Work to be completed: Exactly as written, please set down all of the entries again, with no pictures.

Records supplied:
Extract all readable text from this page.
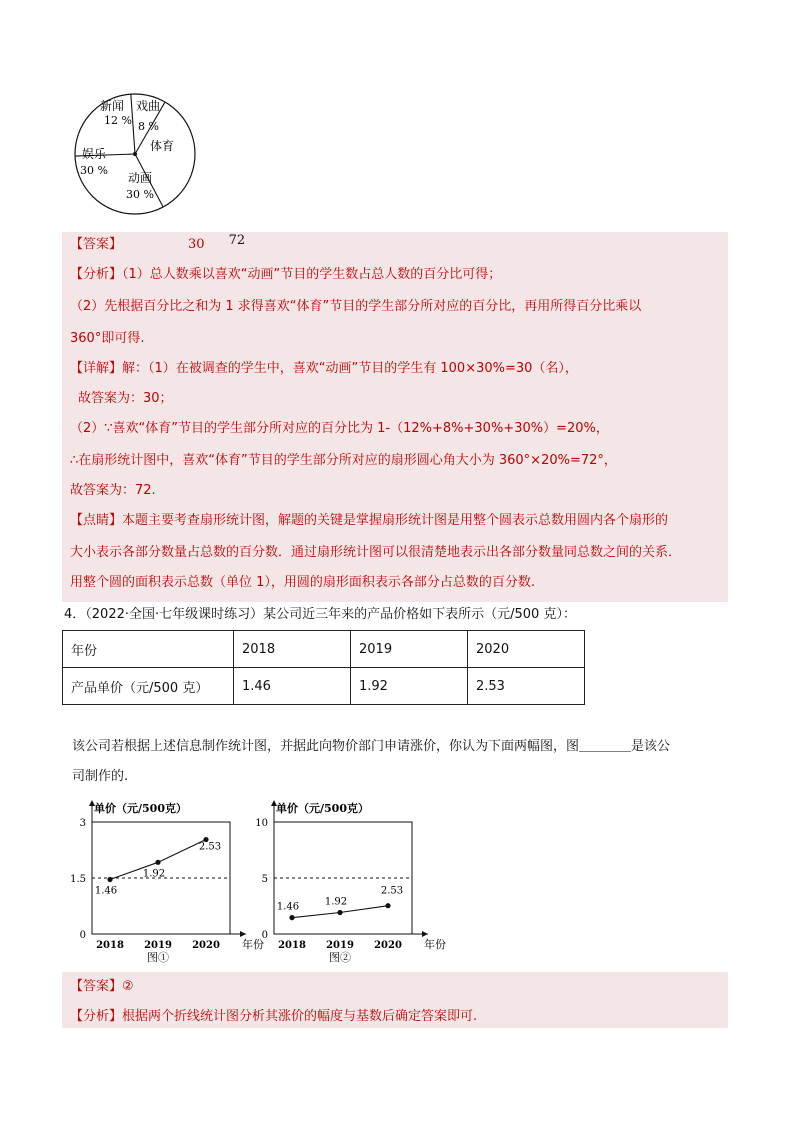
新闻
12 %
戏曲
8 %
体育
动画
30 %
娱乐
30 %
【答案】	30 72
【分析】（1）总人数乘以喜欢“动画”节目的学生数占总人数的百分比可得；
（2）先根据百分比之和为 1 求得喜欢“体育”节目的学生部分所对应的百分比，再用所得百分比乘以
360°即可得.
【详解】解：（1）在被调查的学生中，喜欢“动画”节目的学生有 100×30%=30（名），
故答案为：30；
（2）∵喜欢“体育”节目的学生部分所对应的百分比为 1-（12%+8%+30%+30%）=20%，
∴在扇形统计图中，喜欢“体育”节目的学生部分所对应的扇形圆心角大小为 360°×20%=72°，
故答案为：72.
【点睛】本题主要考查扇形统计图，解题的关键是掌握扇形统计图是用整个圆表示总数用圆内各个扇形的
大小表示各部分数量占总数的百分数．通过扇形统计图可以很清楚地表示出各部分数量同总数之间的关系．
用整个圆的面积表示总数（单位 1），用圆的扇形面积表示各部分占总数的百分数.
4．（2022·全国·七年级课时练习）某公司近三年来的产品价格如下表所示（元/500 克）：
年份	2018	2019	2020
产品单价（元/500 克）	1.46	1.92	2.53
该公司若根据上述信息制作统计图，并据此向物价部门申请涨价，你认为下面两幅图，图＿＿＿＿是该公
司制作的.
单价（元/500克）
0
1.5
3
1.46
2018
1.92
2019
2.53
2020 年份
图①
单价（元/500克）
0
5
10
1.46
2018
1.92
2019
2.53
2020 年份
图②
【答案】②
【分析】根据两个折线统计图分析其涨价的幅度与基数后确定答案即可.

Solution to the exercise:
Extract all readable text from this page.
新闻
12 %
戏曲
8 %
体育
动画
30 %
娱乐
30 %
【答案】	30 72
【分析】（1）总人数乘以喜欢“动画”节目的学生数占总人数的百分比可得；
（2）先根据百分比之和为 1 求得喜欢“体育”节目的学生部分所对应的百分比，再用所得百分比乘以
360°即可得.
【详解】解：（1）在被调查的学生中，喜欢“动画”节目的学生有 100×30%=30（名），
故答案为：30；
（2）∵喜欢“体育”节目的学生部分所对应的百分比为 1-（12%+8%+30%+30%）=20%，
∴在扇形统计图中，喜欢“体育”节目的学生部分所对应的扇形圆心角大小为 360°×20%=72°，
故答案为：72.
【点睛】本题主要考查扇形统计图，解题的关键是掌握扇形统计图是用整个圆表示总数用圆内各个扇形的
大小表示各部分数量占总数的百分数．通过扇形统计图可以很清楚地表示出各部分数量同总数之间的关系．
用整个圆的面积表示总数（单位 1），用圆的扇形面积表示各部分占总数的百分数.
4．（2022·全国·七年级课时练习）某公司近三年来的产品价格如下表所示（元/500 克）：
年份	2018	2019	2020
产品单价（元/500 克）	1.46	1.92	2.53
该公司若根据上述信息制作统计图，并据此向物价部门申请涨价，你认为下面两幅图，图＿＿＿＿是该公
司制作的.
单价（元/500克）
0
1.5
3
1.46
2018
1.92
2019
2.53
2020 年份
图①
单价（元/500克）
0
5
10
1.46
2018
1.92
2019
2.53
2020 年份
图②
【答案】②
【分析】根据两个折线统计图分析其涨价的幅度与基数后确定答案即可.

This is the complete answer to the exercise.